*WRITTEN PROBLEM*:
Check each line of the material below for "heading". Report how many have it, with no other words.

*ITEMS*:
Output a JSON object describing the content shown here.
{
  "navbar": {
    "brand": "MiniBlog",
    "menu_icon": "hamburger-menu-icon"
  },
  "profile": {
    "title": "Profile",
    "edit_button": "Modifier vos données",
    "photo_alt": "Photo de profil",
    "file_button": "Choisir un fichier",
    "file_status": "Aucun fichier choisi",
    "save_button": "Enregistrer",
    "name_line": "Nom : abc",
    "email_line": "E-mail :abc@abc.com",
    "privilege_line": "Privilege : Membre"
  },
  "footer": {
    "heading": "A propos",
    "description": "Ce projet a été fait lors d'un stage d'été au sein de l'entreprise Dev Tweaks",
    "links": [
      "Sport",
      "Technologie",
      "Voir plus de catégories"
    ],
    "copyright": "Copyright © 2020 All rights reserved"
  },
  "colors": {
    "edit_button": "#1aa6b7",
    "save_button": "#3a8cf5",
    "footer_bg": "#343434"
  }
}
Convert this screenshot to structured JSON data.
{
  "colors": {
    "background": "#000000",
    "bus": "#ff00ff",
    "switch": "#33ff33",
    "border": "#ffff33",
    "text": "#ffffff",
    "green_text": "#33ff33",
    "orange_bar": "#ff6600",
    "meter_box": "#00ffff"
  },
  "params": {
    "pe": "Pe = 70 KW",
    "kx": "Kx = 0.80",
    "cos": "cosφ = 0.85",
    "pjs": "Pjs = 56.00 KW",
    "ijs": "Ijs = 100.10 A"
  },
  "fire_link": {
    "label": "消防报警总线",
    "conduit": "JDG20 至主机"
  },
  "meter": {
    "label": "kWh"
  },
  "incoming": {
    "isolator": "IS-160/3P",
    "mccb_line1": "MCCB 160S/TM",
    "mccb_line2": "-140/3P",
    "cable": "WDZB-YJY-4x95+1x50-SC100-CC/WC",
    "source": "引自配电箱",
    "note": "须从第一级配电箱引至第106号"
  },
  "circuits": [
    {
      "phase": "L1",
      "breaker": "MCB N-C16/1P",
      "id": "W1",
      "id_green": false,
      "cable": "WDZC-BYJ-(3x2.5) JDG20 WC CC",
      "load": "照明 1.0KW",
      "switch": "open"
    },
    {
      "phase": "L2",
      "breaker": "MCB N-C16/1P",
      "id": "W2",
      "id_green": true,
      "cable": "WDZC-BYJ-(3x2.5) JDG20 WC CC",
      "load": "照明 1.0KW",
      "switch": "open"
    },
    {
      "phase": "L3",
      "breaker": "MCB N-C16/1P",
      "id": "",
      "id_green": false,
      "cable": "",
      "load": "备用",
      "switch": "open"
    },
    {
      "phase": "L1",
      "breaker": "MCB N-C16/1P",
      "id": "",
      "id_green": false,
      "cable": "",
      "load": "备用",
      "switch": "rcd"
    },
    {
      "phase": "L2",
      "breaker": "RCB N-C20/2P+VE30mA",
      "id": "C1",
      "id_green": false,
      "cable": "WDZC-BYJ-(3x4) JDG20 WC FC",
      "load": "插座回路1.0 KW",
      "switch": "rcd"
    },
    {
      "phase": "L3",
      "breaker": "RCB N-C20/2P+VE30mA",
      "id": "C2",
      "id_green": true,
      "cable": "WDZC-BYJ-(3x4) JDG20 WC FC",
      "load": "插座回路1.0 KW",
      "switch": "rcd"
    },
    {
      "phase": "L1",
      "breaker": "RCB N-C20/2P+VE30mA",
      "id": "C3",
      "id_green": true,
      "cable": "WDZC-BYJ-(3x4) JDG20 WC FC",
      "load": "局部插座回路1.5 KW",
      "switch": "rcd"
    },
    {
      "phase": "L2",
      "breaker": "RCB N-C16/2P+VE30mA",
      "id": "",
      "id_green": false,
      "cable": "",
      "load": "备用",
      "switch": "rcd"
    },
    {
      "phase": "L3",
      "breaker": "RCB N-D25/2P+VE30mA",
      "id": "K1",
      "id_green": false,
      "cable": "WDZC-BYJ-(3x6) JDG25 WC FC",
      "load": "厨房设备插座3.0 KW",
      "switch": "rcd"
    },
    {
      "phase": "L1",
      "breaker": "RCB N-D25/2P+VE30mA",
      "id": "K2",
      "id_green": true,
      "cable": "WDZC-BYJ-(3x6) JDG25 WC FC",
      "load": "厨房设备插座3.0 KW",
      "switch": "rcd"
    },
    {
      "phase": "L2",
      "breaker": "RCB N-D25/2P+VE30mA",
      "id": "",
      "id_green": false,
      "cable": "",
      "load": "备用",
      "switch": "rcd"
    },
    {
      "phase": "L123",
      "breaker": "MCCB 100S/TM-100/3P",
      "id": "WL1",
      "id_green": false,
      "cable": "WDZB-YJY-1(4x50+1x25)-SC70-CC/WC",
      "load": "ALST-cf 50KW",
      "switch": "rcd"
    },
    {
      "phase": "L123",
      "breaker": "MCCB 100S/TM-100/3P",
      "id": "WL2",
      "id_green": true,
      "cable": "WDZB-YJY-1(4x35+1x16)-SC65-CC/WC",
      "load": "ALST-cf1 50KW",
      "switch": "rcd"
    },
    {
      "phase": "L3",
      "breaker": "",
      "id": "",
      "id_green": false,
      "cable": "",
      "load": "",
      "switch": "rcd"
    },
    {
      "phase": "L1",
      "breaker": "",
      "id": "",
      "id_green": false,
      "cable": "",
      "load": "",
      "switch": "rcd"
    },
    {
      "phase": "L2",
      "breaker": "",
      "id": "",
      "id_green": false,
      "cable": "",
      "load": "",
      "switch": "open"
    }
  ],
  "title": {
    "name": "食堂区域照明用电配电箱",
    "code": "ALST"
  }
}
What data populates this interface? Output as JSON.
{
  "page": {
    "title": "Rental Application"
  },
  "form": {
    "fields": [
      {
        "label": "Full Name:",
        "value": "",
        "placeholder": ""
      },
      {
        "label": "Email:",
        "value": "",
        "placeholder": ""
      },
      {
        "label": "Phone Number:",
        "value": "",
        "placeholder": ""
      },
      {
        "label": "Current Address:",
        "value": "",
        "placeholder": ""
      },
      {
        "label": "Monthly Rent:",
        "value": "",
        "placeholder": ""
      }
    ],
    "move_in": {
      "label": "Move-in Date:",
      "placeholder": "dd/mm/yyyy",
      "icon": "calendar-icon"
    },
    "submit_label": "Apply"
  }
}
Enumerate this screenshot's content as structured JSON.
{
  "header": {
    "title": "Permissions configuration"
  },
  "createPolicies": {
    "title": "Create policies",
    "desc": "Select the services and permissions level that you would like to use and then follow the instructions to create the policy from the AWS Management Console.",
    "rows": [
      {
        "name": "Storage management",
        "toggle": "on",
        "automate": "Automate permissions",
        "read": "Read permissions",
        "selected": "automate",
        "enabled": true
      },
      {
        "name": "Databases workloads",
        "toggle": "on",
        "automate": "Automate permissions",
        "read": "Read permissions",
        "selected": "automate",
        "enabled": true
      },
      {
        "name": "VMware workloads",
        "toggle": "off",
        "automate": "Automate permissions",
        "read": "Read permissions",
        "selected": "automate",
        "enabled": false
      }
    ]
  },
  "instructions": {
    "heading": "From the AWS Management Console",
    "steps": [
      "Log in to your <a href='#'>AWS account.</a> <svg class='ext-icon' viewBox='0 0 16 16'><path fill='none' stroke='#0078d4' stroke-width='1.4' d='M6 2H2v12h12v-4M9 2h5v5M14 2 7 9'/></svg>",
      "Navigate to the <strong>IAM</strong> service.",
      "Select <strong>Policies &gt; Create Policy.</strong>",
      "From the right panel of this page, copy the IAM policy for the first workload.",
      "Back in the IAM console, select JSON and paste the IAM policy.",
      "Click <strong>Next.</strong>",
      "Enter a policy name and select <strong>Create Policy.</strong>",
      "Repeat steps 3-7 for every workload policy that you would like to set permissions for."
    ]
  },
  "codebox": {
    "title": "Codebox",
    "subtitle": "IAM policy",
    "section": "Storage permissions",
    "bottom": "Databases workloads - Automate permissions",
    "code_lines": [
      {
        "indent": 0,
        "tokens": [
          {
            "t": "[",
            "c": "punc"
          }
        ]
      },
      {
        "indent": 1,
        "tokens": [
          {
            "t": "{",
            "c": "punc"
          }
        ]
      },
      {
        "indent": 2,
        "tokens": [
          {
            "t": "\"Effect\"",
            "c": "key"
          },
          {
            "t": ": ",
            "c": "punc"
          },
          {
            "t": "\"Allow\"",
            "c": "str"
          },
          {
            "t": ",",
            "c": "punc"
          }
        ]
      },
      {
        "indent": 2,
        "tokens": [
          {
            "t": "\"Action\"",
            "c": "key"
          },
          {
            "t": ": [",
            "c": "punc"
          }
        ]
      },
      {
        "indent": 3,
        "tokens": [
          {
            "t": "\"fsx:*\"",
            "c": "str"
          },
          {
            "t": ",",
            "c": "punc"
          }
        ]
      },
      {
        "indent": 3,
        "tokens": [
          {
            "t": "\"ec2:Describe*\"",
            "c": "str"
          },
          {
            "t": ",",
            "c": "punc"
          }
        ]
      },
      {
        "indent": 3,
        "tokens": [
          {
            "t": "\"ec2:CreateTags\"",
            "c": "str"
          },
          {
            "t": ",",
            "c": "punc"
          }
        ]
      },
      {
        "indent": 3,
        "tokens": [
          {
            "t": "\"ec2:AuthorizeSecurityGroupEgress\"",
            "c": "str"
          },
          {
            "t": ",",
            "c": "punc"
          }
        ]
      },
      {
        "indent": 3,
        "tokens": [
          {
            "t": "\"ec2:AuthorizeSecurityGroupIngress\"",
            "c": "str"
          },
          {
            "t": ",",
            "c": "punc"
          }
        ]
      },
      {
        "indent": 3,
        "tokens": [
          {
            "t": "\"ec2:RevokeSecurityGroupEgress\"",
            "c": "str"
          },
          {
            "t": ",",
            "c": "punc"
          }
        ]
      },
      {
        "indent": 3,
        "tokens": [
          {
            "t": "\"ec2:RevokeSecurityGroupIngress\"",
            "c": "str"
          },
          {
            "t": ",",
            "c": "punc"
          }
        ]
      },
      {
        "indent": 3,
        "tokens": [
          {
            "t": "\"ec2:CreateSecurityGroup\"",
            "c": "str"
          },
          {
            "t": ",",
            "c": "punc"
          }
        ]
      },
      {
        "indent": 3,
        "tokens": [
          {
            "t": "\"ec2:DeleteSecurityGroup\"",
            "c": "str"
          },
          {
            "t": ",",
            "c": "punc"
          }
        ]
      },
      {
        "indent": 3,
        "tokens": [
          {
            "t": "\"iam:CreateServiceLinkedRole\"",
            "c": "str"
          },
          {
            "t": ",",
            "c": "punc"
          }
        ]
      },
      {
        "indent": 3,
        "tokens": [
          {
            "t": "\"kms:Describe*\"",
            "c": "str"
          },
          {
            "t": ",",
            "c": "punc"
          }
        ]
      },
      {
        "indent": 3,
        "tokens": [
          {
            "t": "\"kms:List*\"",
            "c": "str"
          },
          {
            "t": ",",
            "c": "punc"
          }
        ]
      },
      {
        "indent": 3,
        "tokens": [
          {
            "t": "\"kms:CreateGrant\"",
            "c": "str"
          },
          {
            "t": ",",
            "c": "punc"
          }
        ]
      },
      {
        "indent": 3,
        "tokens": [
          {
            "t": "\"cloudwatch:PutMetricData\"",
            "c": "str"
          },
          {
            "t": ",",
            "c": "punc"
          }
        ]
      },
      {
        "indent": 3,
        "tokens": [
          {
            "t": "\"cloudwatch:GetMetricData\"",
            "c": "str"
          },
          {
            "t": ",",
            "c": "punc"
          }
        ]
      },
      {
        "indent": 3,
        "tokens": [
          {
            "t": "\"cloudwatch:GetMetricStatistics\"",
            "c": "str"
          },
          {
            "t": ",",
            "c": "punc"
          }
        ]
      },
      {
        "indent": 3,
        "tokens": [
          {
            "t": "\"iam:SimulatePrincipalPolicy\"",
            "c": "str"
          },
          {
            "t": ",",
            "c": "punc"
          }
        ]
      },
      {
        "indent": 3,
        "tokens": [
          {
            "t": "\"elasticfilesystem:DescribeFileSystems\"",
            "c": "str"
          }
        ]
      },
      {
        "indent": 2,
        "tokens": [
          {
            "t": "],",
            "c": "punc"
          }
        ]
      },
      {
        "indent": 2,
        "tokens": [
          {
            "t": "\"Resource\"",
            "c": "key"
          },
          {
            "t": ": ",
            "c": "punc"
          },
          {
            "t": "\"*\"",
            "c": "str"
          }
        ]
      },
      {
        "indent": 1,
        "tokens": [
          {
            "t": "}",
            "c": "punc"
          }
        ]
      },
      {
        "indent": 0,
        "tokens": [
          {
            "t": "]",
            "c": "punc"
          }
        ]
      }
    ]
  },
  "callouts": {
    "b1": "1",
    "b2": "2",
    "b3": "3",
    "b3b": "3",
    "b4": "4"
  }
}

*WRITTEN RESPONSE*:
2